GOAL OF THE EXERCISE >>
Say only how many lines contain the word "Приспособление".

>>>

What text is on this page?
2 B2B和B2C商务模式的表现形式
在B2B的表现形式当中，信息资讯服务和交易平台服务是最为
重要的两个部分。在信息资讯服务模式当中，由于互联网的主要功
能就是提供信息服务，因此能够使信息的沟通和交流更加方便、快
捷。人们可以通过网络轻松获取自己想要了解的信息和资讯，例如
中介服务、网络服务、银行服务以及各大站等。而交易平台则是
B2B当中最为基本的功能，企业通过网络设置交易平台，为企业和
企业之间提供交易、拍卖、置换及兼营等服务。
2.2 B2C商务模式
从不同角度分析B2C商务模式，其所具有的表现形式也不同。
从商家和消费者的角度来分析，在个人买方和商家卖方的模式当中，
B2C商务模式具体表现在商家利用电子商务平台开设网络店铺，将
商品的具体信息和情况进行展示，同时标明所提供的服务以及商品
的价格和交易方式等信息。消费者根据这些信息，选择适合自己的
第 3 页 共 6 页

<<<
>>>

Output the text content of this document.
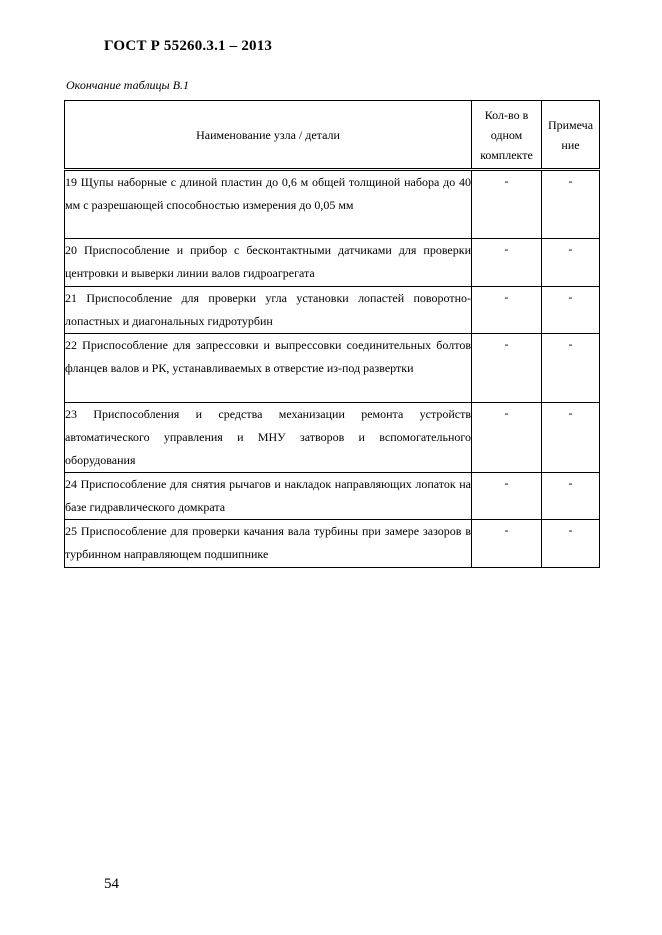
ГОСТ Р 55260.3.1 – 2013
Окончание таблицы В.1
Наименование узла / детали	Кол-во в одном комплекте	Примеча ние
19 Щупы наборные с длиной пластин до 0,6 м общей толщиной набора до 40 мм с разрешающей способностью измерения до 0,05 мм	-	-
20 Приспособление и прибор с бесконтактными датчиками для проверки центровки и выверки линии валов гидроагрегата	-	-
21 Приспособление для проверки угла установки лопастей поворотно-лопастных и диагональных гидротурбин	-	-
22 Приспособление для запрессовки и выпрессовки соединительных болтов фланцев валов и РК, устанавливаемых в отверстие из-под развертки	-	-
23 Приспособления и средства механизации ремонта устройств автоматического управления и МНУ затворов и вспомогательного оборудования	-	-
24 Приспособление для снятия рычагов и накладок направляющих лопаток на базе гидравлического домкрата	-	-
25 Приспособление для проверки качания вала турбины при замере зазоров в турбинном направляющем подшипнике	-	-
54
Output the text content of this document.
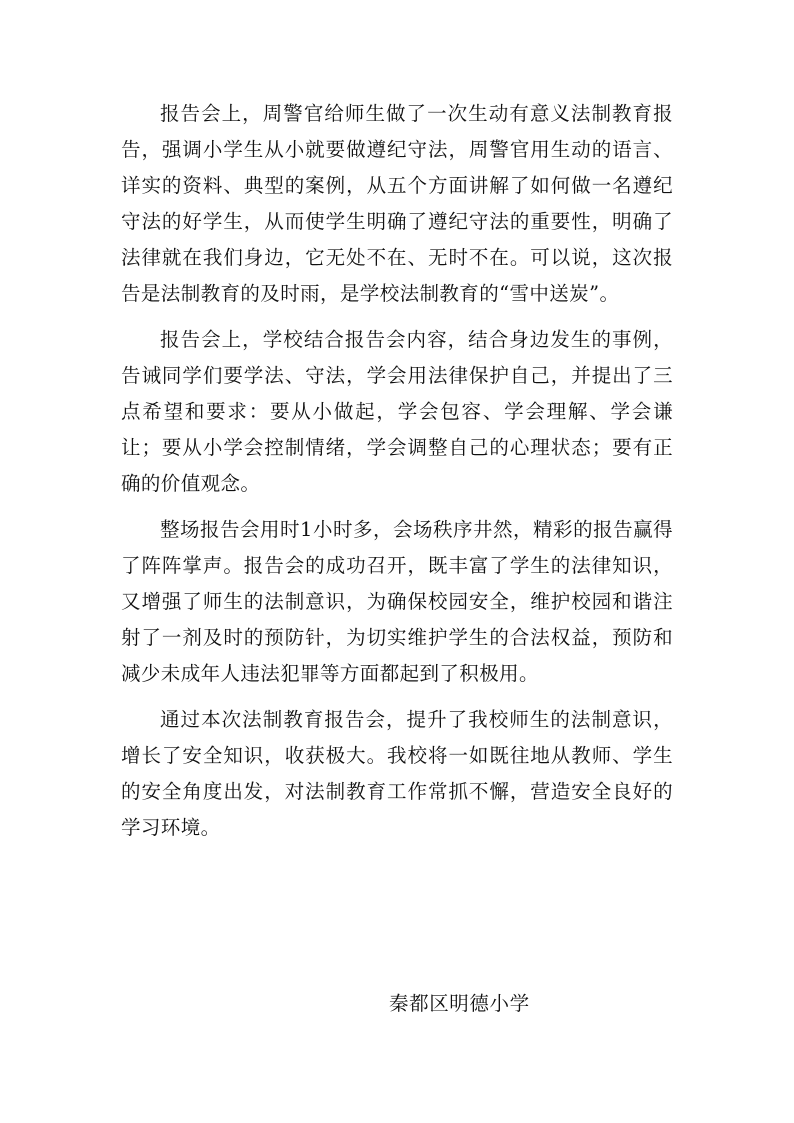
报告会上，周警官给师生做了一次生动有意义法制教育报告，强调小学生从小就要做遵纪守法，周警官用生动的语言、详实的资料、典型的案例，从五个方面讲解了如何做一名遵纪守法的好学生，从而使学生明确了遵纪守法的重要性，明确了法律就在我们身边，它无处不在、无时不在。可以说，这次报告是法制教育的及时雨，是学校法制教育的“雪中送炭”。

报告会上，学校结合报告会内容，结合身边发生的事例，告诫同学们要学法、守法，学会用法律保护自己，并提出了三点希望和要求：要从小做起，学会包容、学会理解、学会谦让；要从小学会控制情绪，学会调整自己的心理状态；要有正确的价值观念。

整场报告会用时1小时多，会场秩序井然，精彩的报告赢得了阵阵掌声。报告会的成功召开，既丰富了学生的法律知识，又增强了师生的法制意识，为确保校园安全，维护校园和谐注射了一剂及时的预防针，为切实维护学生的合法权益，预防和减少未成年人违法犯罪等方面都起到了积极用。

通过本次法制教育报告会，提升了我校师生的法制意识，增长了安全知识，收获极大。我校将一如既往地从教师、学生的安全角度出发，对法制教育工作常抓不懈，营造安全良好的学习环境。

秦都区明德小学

<<<

TASK RESPONSE >>
5